Short problem: Transcribe all the entries word for word, omitting any pictures they contain.

Provided records:
================================

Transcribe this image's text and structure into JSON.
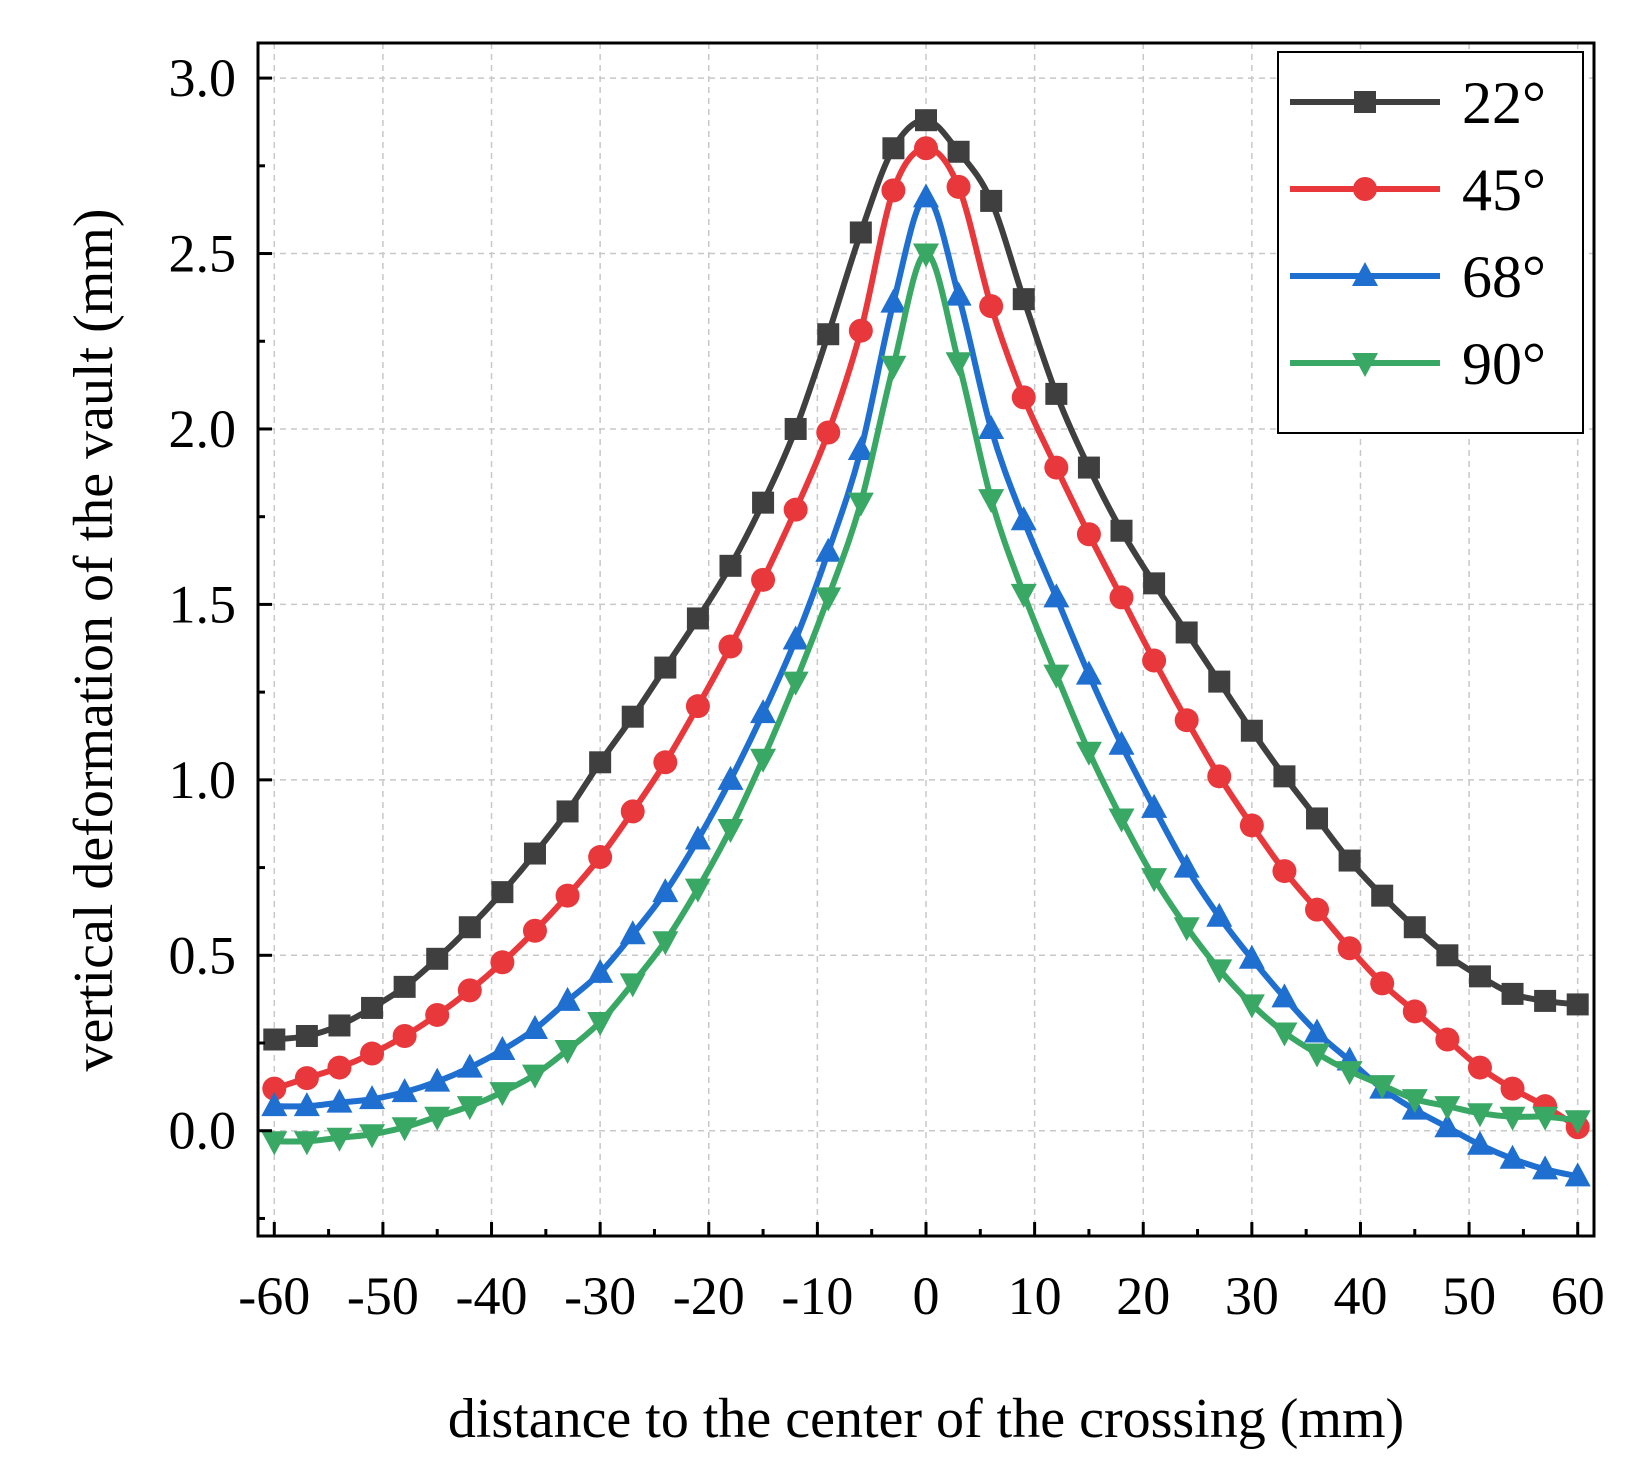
{
  "chart_data": {
    "type": "line",
    "title": "",
    "xlabel": "distance to the center of the crossing (mm)",
    "ylabel": "vertical deformation of the vault (mm)",
    "xlim": [
      -61.5,
      61.5
    ],
    "ylim": [
      -0.3,
      3.1
    ],
    "xticks": [
      -60,
      -50,
      -40,
      -30,
      -20,
      -10,
      0,
      10,
      20,
      30,
      40,
      50,
      60
    ],
    "xtick_labels": [
      "-60",
      "-50",
      "-40",
      "-30",
      "-20",
      "-10",
      "0",
      "10",
      "20",
      "30",
      "40",
      "50",
      "60"
    ],
    "yticks": [
      0.0,
      0.5,
      1.0,
      1.5,
      2.0,
      2.5,
      3.0
    ],
    "ytick_labels": [
      "0.0",
      "0.5",
      "1.0",
      "1.5",
      "2.0",
      "2.5",
      "3.0"
    ],
    "grid": true,
    "legend_position": "top-right",
    "x": [
      -60,
      -57,
      -54,
      -51,
      -48,
      -45,
      -42,
      -39,
      -36,
      -33,
      -30,
      -27,
      -24,
      -21,
      -18,
      -15,
      -12,
      -9,
      -6,
      -3,
      0,
      3,
      6,
      9,
      12,
      15,
      18,
      21,
      24,
      27,
      30,
      33,
      36,
      39,
      42,
      45,
      48,
      51,
      54,
      57,
      60
    ],
    "series": [
      {
        "name": "22°",
        "color": "#3f3f3f",
        "marker": "square",
        "values": [
          0.26,
          0.27,
          0.3,
          0.35,
          0.41,
          0.49,
          0.58,
          0.68,
          0.79,
          0.91,
          1.05,
          1.18,
          1.32,
          1.46,
          1.61,
          1.79,
          2.0,
          2.27,
          2.56,
          2.8,
          2.88,
          2.79,
          2.65,
          2.37,
          2.1,
          1.89,
          1.71,
          1.56,
          1.42,
          1.28,
          1.14,
          1.01,
          0.89,
          0.77,
          0.67,
          0.58,
          0.5,
          0.44,
          0.39,
          0.37,
          0.36
        ]
      },
      {
        "name": "45°",
        "color": "#e8383c",
        "marker": "circle",
        "values": [
          0.12,
          0.15,
          0.18,
          0.22,
          0.27,
          0.33,
          0.4,
          0.48,
          0.57,
          0.67,
          0.78,
          0.91,
          1.05,
          1.21,
          1.38,
          1.57,
          1.77,
          1.99,
          2.28,
          2.68,
          2.8,
          2.69,
          2.35,
          2.09,
          1.89,
          1.7,
          1.52,
          1.34,
          1.17,
          1.01,
          0.87,
          0.74,
          0.63,
          0.52,
          0.42,
          0.34,
          0.26,
          0.18,
          0.12,
          0.07,
          0.01
        ]
      },
      {
        "name": "68°",
        "color": "#1f6fd1",
        "marker": "triangle-up",
        "values": [
          0.07,
          0.07,
          0.08,
          0.09,
          0.11,
          0.14,
          0.18,
          0.23,
          0.29,
          0.37,
          0.45,
          0.56,
          0.68,
          0.83,
          1.0,
          1.19,
          1.4,
          1.65,
          1.94,
          2.36,
          2.66,
          2.38,
          2.0,
          1.74,
          1.52,
          1.3,
          1.1,
          0.92,
          0.75,
          0.61,
          0.49,
          0.38,
          0.28,
          0.2,
          0.12,
          0.06,
          0.01,
          -0.04,
          -0.08,
          -0.11,
          -0.13
        ]
      },
      {
        "name": "90°",
        "color": "#3aa865",
        "marker": "triangle-down",
        "values": [
          -0.03,
          -0.03,
          -0.02,
          -0.01,
          0.01,
          0.04,
          0.07,
          0.11,
          0.16,
          0.23,
          0.31,
          0.42,
          0.54,
          0.69,
          0.86,
          1.06,
          1.28,
          1.52,
          1.79,
          2.18,
          2.5,
          2.19,
          1.8,
          1.53,
          1.3,
          1.08,
          0.89,
          0.72,
          0.58,
          0.46,
          0.36,
          0.28,
          0.22,
          0.17,
          0.13,
          0.09,
          0.07,
          0.05,
          0.04,
          0.04,
          0.03
        ]
      }
    ]
  }
}
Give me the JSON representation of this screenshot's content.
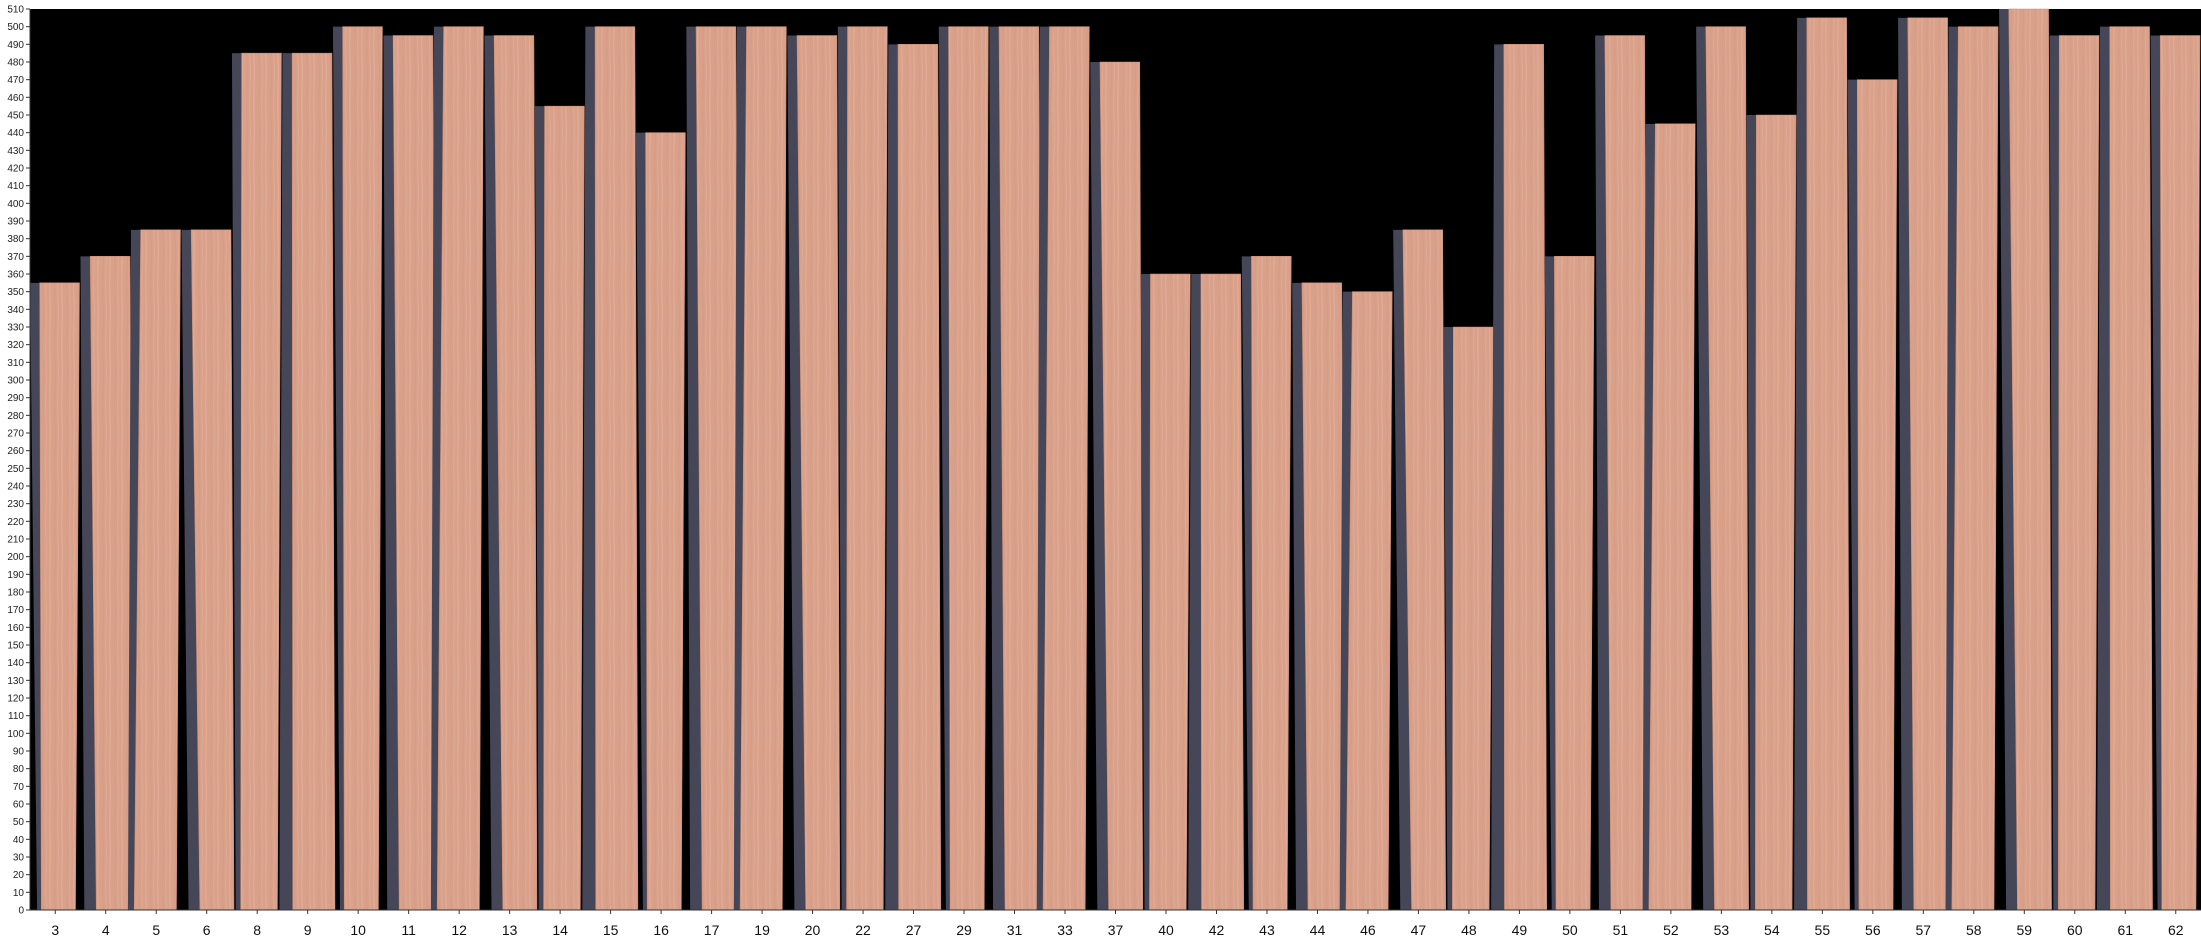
{
  "chart_data": {
    "type": "bar",
    "title": "",
    "xlabel": "",
    "ylabel": "",
    "ylim": [
      0,
      510
    ],
    "yticks": [
      0,
      10,
      20,
      30,
      40,
      50,
      60,
      70,
      80,
      90,
      100,
      110,
      120,
      130,
      140,
      150,
      160,
      170,
      180,
      190,
      200,
      210,
      220,
      230,
      240,
      250,
      260,
      270,
      280,
      290,
      300,
      310,
      320,
      330,
      340,
      350,
      360,
      370,
      380,
      390,
      400,
      410,
      420,
      430,
      440,
      450,
      460,
      470,
      480,
      490,
      500,
      510
    ],
    "grid": false,
    "legend": "none",
    "categories": [
      "3",
      "4",
      "5",
      "6",
      "8",
      "9",
      "10",
      "11",
      "12",
      "13",
      "14",
      "15",
      "16",
      "17",
      "19",
      "20",
      "22",
      "27",
      "29",
      "31",
      "33",
      "37",
      "40",
      "42",
      "43",
      "44",
      "46",
      "47",
      "48",
      "49",
      "50",
      "51",
      "52",
      "53",
      "54",
      "55",
      "56",
      "57",
      "58",
      "59",
      "60",
      "61",
      "62"
    ],
    "values": [
      355,
      370,
      385,
      385,
      485,
      485,
      500,
      495,
      500,
      495,
      455,
      500,
      440,
      500,
      500,
      495,
      500,
      490,
      500,
      500,
      500,
      480,
      360,
      360,
      370,
      355,
      350,
      385,
      330,
      490,
      370,
      495,
      445,
      500,
      450,
      505,
      470,
      505,
      500,
      510,
      495,
      500,
      495
    ],
    "colors": {
      "plot_background": "#000000",
      "veneer": "#d9a08a",
      "veneer_light": "#e6b6a2",
      "veneer_dark": "#c98c74",
      "shadow": "#454657",
      "axis": "#333333"
    }
  }
}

================================

Final result:
Transcribe this image's text and structure into JSON.
{
  "chart_data": {
    "type": "line",
    "title": "",
    "xlabel": "distance to the center of the crossing (mm)",
    "ylabel": "vertical deformation of the vault (mm)",
    "xlim": [
      -61.5,
      61.5
    ],
    "ylim": [
      -0.3,
      3.1
    ],
    "xticks": [
      -60,
      -50,
      -40,
      -30,
      -20,
      -10,
      0,
      10,
      20,
      30,
      40,
      50,
      60
    ],
    "xtick_labels": [
      "-60",
      "-50",
      "-40",
      "-30",
      "-20",
      "-10",
      "0",
      "10",
      "20",
      "30",
      "40",
      "50",
      "60"
    ],
    "yticks": [
      0.0,
      0.5,
      1.0,
      1.5,
      2.0,
      2.5,
      3.0
    ],
    "ytick_labels": [
      "0.0",
      "0.5",
      "1.0",
      "1.5",
      "2.0",
      "2.5",
      "3.0"
    ],
    "grid": true,
    "legend_position": "top-right",
    "x": [
      -60,
      -57,
      -54,
      -51,
      -48,
      -45,
      -42,
      -39,
      -36,
      -33,
      -30,
      -27,
      -24,
      -21,
      -18,
      -15,
      -12,
      -9,
      -6,
      -3,
      0,
      3,
      6,
      9,
      12,
      15,
      18,
      21,
      24,
      27,
      30,
      33,
      36,
      39,
      42,
      45,
      48,
      51,
      54,
      57,
      60
    ],
    "series": [
      {
        "name": "22°",
        "color": "#3f3f3f",
        "marker": "square",
        "values": [
          0.26,
          0.27,
          0.3,
          0.35,
          0.41,
          0.49,
          0.58,
          0.68,
          0.79,
          0.91,
          1.05,
          1.18,
          1.32,
          1.46,
          1.61,
          1.79,
          2.0,
          2.27,
          2.56,
          2.8,
          2.88,
          2.79,
          2.65,
          2.37,
          2.1,
          1.89,
          1.71,
          1.56,
          1.42,
          1.28,
          1.14,
          1.01,
          0.89,
          0.77,
          0.67,
          0.58,
          0.5,
          0.44,
          0.39,
          0.37,
          0.36
        ]
      },
      {
        "name": "45°",
        "color": "#e8383c",
        "marker": "circle",
        "values": [
          0.12,
          0.15,
          0.18,
          0.22,
          0.27,
          0.33,
          0.4,
          0.48,
          0.57,
          0.67,
          0.78,
          0.91,
          1.05,
          1.21,
          1.38,
          1.57,
          1.77,
          1.99,
          2.28,
          2.68,
          2.8,
          2.69,
          2.35,
          2.09,
          1.89,
          1.7,
          1.52,
          1.34,
          1.17,
          1.01,
          0.87,
          0.74,
          0.63,
          0.52,
          0.42,
          0.34,
          0.26,
          0.18,
          0.12,
          0.07,
          0.01
        ]
      },
      {
        "name": "68°",
        "color": "#1f6fd1",
        "marker": "triangle-up",
        "values": [
          0.07,
          0.07,
          0.08,
          0.09,
          0.11,
          0.14,
          0.18,
          0.23,
          0.29,
          0.37,
          0.45,
          0.56,
          0.68,
          0.83,
          1.0,
          1.19,
          1.4,
          1.65,
          1.94,
          2.36,
          2.66,
          2.38,
          2.0,
          1.74,
          1.52,
          1.3,
          1.1,
          0.92,
          0.75,
          0.61,
          0.49,
          0.38,
          0.28,
          0.2,
          0.12,
          0.06,
          0.01,
          -0.04,
          -0.08,
          -0.11,
          -0.13
        ]
      },
      {
        "name": "90°",
        "color": "#3aa865",
        "marker": "triangle-down",
        "values": [
          -0.03,
          -0.03,
          -0.02,
          -0.01,
          0.01,
          0.04,
          0.07,
          0.11,
          0.16,
          0.23,
          0.31,
          0.42,
          0.54,
          0.69,
          0.86,
          1.06,
          1.28,
          1.52,
          1.79,
          2.18,
          2.5,
          2.19,
          1.8,
          1.53,
          1.3,
          1.08,
          0.89,
          0.72,
          0.58,
          0.46,
          0.36,
          0.28,
          0.22,
          0.17,
          0.13,
          0.09,
          0.07,
          0.05,
          0.04,
          0.04,
          0.03
        ]
      }
    ]
  }
}
Give me the JSON representation of this screenshot's content.
{
  "chart_data": {
    "type": "bar",
    "title": "",
    "xlabel": "",
    "ylabel": "",
    "ylim": [
      0,
      510
    ],
    "yticks": [
      0,
      10,
      20,
      30,
      40,
      50,
      60,
      70,
      80,
      90,
      100,
      110,
      120,
      130,
      140,
      150,
      160,
      170,
      180,
      190,
      200,
      210,
      220,
      230,
      240,
      250,
      260,
      270,
      280,
      290,
      300,
      310,
      320,
      330,
      340,
      350,
      360,
      370,
      380,
      390,
      400,
      410,
      420,
      430,
      440,
      450,
      460,
      470,
      480,
      490,
      500,
      510
    ],
    "grid": false,
    "legend": "none",
    "categories": [
      "3",
      "4",
      "5",
      "6",
      "8",
      "9",
      "10",
      "11",
      "12",
      "13",
      "14",
      "15",
      "16",
      "17",
      "19",
      "20",
      "22",
      "27",
      "29",
      "31",
      "33",
      "37",
      "40",
      "42",
      "43",
      "44",
      "46",
      "47",
      "48",
      "49",
      "50",
      "51",
      "52",
      "53",
      "54",
      "55",
      "56",
      "57",
      "58",
      "59",
      "60",
      "61",
      "62"
    ],
    "values": [
      355,
      370,
      385,
      385,
      485,
      485,
      500,
      495,
      500,
      495,
      455,
      500,
      440,
      500,
      500,
      495,
      500,
      490,
      500,
      500,
      500,
      480,
      360,
      360,
      370,
      355,
      350,
      385,
      330,
      490,
      370,
      495,
      445,
      500,
      450,
      505,
      470,
      505,
      500,
      510,
      495,
      500,
      495
    ],
    "colors": {
      "plot_background": "#000000",
      "veneer": "#d9a08a",
      "veneer_light": "#e6b6a2",
      "veneer_dark": "#c98c74",
      "shadow": "#454657",
      "axis": "#333333"
    }
  }
}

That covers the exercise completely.